● **EXERCISE INPUT**:

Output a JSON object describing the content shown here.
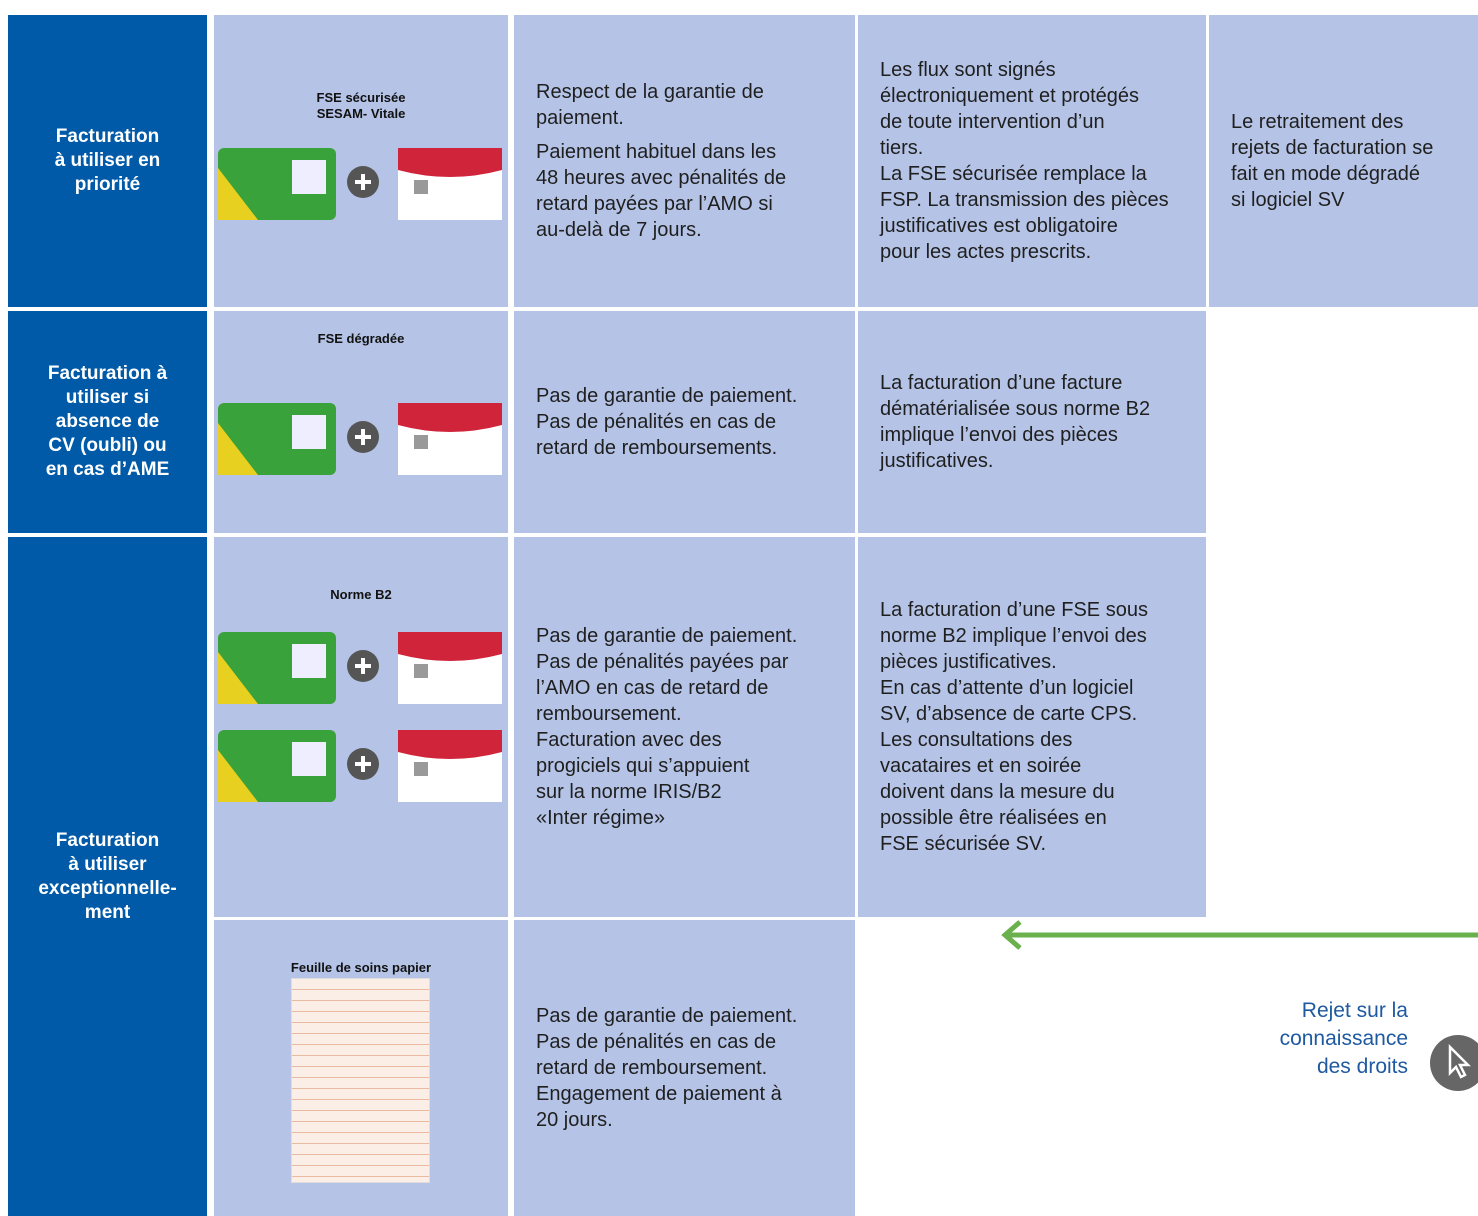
{
  "rows": [
    {
      "label": [
        "Facturation",
        "à utiliser en",
        "priorité"
      ],
      "card_title": [
        "FSE sécurisée",
        "SESAM- Vitale"
      ],
      "payment": [
        [
          "Respect de la garantie de",
          "paiement."
        ],
        [
          "Paiement habituel dans les",
          "48 heures avec pénalités de",
          "retard payées par l’AMO si",
          "au-delà de 7 jours."
        ]
      ],
      "details": [
        [
          "Les flux sont signés",
          "électroniquement et protégés",
          "de toute intervention d’un",
          "tiers.",
          "La FSE sécurisée remplace la",
          "FSP. La transmission des pièces",
          "justificatives est obligatoire",
          "pour les actes prescrits."
        ]
      ],
      "rejects": [
        "Le retraitement des",
        "rejets de facturation se",
        "fait en mode dégradé",
        "si logiciel SV"
      ]
    },
    {
      "label": [
        "Facturation à",
        "utiliser si",
        "absence de",
        "CV (oubli) ou",
        "en cas d’AME"
      ],
      "card_title": [
        "FSE dégradée"
      ],
      "payment": [
        [
          "Pas de garantie de paiement.",
          "Pas de pénalités en cas de",
          "retard de remboursements."
        ]
      ],
      "details": [
        [
          "La facturation d’une facture",
          "dématérialisée sous norme B2",
          "implique l’envoi des pièces",
          "justificatives."
        ]
      ]
    },
    {
      "label": [
        "Facturation",
        "à utiliser",
        "exceptionnelle-",
        "ment"
      ],
      "card_title": [
        "Norme B2"
      ],
      "payment": [
        [
          "Pas de garantie de paiement.",
          "Pas de pénalités payées par",
          "l’AMO en cas de retard de",
          "remboursement.",
          "Facturation avec des",
          "progiciels qui s’appuient",
          "sur la norme IRIS/B2",
          "«Inter régime»"
        ]
      ],
      "details": [
        [
          "La facturation d’une FSE sous",
          "norme B2 implique l’envoi des",
          "pièces justificatives.",
          "En cas d’attente d’un logiciel",
          "SV, d’absence de carte CPS.",
          "Les consultations des",
          "vacataires et en soirée",
          "doivent dans la mesure du",
          "possible être réalisées en",
          "FSE sécurisée SV."
        ]
      ]
    },
    {
      "card_title": [
        "Feuille de soins papier"
      ],
      "payment": [
        [
          "Pas de garantie de paiement.",
          "Pas de pénalités en cas de",
          "retard de remboursement.",
          "Engagement de paiement à",
          "20 jours."
        ]
      ]
    }
  ],
  "note": [
    "Rejet sur la",
    "connaissance",
    "des droits"
  ]
}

● **INSTRUCTIONS FOR THE TASK**: Copy every entry exactly as written. Pictures are excluded.

● **SOLUTION FOR THIS EXERCISE**:
Output a JSON object describing the content shown here.
{
  "rows": [
    {
      "label": [
        "Facturation",
        "à utiliser en",
        "priorité"
      ],
      "card_title": [
        "FSE sécurisée",
        "SESAM- Vitale"
      ],
      "payment": [
        [
          "Respect de la garantie de",
          "paiement."
        ],
        [
          "Paiement habituel dans les",
          "48 heures avec pénalités de",
          "retard payées par l’AMO si",
          "au-delà de 7 jours."
        ]
      ],
      "details": [
        [
          "Les flux sont signés",
          "électroniquement et protégés",
          "de toute intervention d’un",
          "tiers.",
          "La FSE sécurisée remplace la",
          "FSP. La transmission des pièces",
          "justificatives est obligatoire",
          "pour les actes prescrits."
        ]
      ],
      "rejects": [
        "Le retraitement des",
        "rejets de facturation se",
        "fait en mode dégradé",
        "si logiciel SV"
      ]
    },
    {
      "label": [
        "Facturation à",
        "utiliser si",
        "absence de",
        "CV (oubli) ou",
        "en cas d’AME"
      ],
      "card_title": [
        "FSE dégradée"
      ],
      "payment": [
        [
          "Pas de garantie de paiement.",
          "Pas de pénalités en cas de",
          "retard de remboursements."
        ]
      ],
      "details": [
        [
          "La facturation d’une facture",
          "dématérialisée sous norme B2",
          "implique l’envoi des pièces",
          "justificatives."
        ]
      ]
    },
    {
      "label": [
        "Facturation",
        "à utiliser",
        "exceptionnelle-",
        "ment"
      ],
      "card_title": [
        "Norme B2"
      ],
      "payment": [
        [
          "Pas de garantie de paiement.",
          "Pas de pénalités payées par",
          "l’AMO en cas de retard de",
          "remboursement.",
          "Facturation avec des",
          "progiciels qui s’appuient",
          "sur la norme IRIS/B2",
          "«Inter régime»"
        ]
      ],
      "details": [
        [
          "La facturation d’une FSE sous",
          "norme B2 implique l’envoi des",
          "pièces justificatives.",
          "En cas d’attente d’un logiciel",
          "SV, d’absence de carte CPS.",
          "Les consultations des",
          "vacataires et en soirée",
          "doivent dans la mesure du",
          "possible être réalisées en",
          "FSE sécurisée SV."
        ]
      ]
    },
    {
      "card_title": [
        "Feuille de soins papier"
      ],
      "payment": [
        [
          "Pas de garantie de paiement.",
          "Pas de pénalités en cas de",
          "retard de remboursement.",
          "Engagement de paiement à",
          "20 jours."
        ]
      ]
    }
  ],
  "note": [
    "Rejet sur la",
    "connaissance",
    "des droits"
  ]
}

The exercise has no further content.